- [Material]:
## start

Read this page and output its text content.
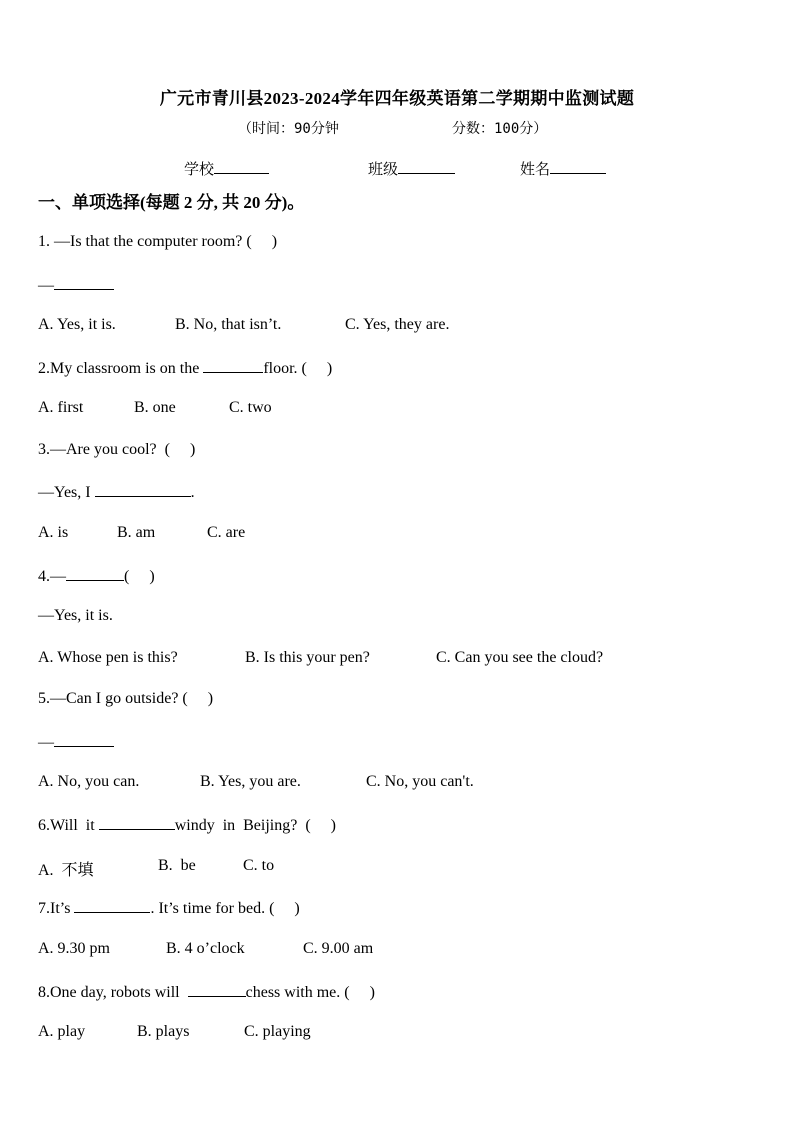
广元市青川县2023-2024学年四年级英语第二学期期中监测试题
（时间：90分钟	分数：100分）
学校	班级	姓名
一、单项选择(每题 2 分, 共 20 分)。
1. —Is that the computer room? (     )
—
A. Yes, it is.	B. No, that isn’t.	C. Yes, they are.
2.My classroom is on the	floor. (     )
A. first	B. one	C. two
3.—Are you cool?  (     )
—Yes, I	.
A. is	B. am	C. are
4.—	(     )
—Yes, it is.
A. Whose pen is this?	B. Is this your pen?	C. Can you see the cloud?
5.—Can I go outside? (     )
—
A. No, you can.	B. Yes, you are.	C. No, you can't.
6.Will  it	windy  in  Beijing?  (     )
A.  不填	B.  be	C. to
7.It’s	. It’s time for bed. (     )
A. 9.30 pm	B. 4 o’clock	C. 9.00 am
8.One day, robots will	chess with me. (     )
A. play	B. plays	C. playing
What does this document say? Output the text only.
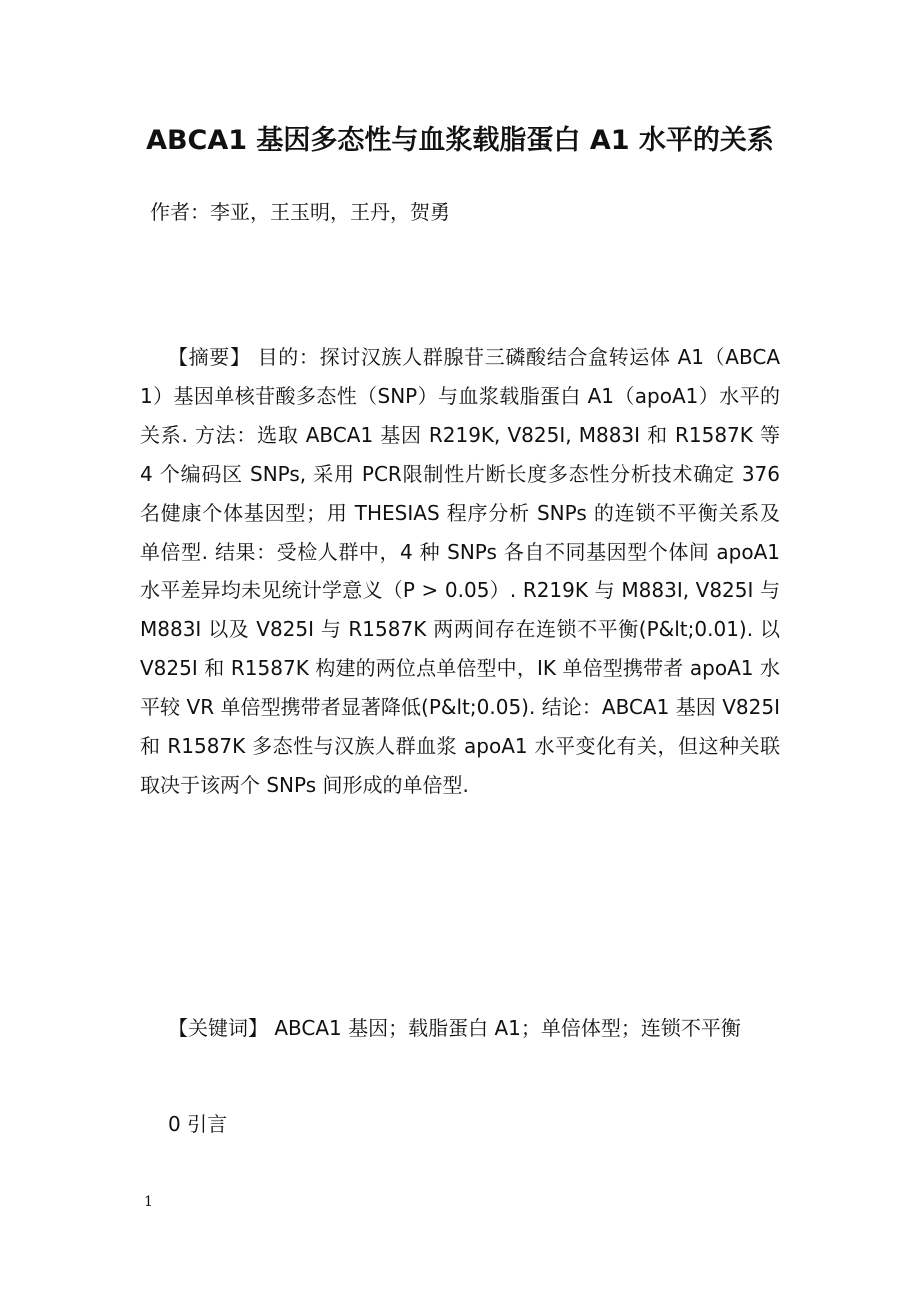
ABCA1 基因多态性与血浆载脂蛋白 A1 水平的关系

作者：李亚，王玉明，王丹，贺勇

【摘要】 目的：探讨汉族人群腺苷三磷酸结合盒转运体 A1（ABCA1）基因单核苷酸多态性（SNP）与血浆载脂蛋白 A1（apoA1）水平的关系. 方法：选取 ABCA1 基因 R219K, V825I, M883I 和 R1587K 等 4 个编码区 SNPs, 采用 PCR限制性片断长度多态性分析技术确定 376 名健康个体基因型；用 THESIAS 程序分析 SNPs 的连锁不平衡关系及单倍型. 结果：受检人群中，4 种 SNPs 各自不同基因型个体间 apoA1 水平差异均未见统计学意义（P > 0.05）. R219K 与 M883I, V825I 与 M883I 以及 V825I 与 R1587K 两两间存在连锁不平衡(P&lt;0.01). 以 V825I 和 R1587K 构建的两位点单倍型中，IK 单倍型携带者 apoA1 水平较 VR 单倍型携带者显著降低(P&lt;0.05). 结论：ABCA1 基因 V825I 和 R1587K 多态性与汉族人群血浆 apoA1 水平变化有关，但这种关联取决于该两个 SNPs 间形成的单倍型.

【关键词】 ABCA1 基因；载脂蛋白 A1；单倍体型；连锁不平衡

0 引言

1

## end

- [What you have to do]:
Quote the full listing above word for word; exclude every picture from the copy.

- [Problem solution]:
Read this page and output its text content.
广元市青川县2023-2024学年四年级英语第二学期期中监测试题
（时间：90分钟	分数：100分）
学校	班级	姓名
一、单项选择(每题 2 分, 共 20 分)。
1. —Is that the computer room? (     )
—
A. Yes, it is.	B. No, that isn’t.	C. Yes, they are.
2.My classroom is on the	floor. (     )
A. first	B. one	C. two
3.—Are you cool?  (     )
—Yes, I	.
A. is	B. am	C. are
4.—	(     )
—Yes, it is.
A. Whose pen is this?	B. Is this your pen?	C. Can you see the cloud?
5.—Can I go outside? (     )
—
A. No, you can.	B. Yes, you are.	C. No, you can't.
6.Will  it	windy  in  Beijing?  (     )
A.  不填	B.  be	C. to
7.It’s	. It’s time for bed. (     )
A. 9.30 pm	B. 4 o’clock	C. 9.00 am
8.One day, robots will	chess with me. (     )
A. play	B. plays	C. playing
What does this document say? Output the text only.
ABCA1 基因多态性与血浆载脂蛋白 A1 水平的关系

作者：李亚，王玉明，王丹，贺勇

【摘要】 目的：探讨汉族人群腺苷三磷酸结合盒转运体 A1（ABCA1）基因单核苷酸多态性（SNP）与血浆载脂蛋白 A1（apoA1）水平的关系. 方法：选取 ABCA1 基因 R219K, V825I, M883I 和 R1587K 等 4 个编码区 SNPs, 采用 PCR限制性片断长度多态性分析技术确定 376 名健康个体基因型；用 THESIAS 程序分析 SNPs 的连锁不平衡关系及单倍型. 结果：受检人群中，4 种 SNPs 各自不同基因型个体间 apoA1 水平差异均未见统计学意义（P > 0.05）. R219K 与 M883I, V825I 与 M883I 以及 V825I 与 R1587K 两两间存在连锁不平衡(P&lt;0.01). 以 V825I 和 R1587K 构建的两位点单倍型中，IK 单倍型携带者 apoA1 水平较 VR 单倍型携带者显著降低(P&lt;0.05). 结论：ABCA1 基因 V825I 和 R1587K 多态性与汉族人群血浆 apoA1 水平变化有关，但这种关联取决于该两个 SNPs 间形成的单倍型.

【关键词】 ABCA1 基因；载脂蛋白 A1；单倍体型；连锁不平衡

0 引言

1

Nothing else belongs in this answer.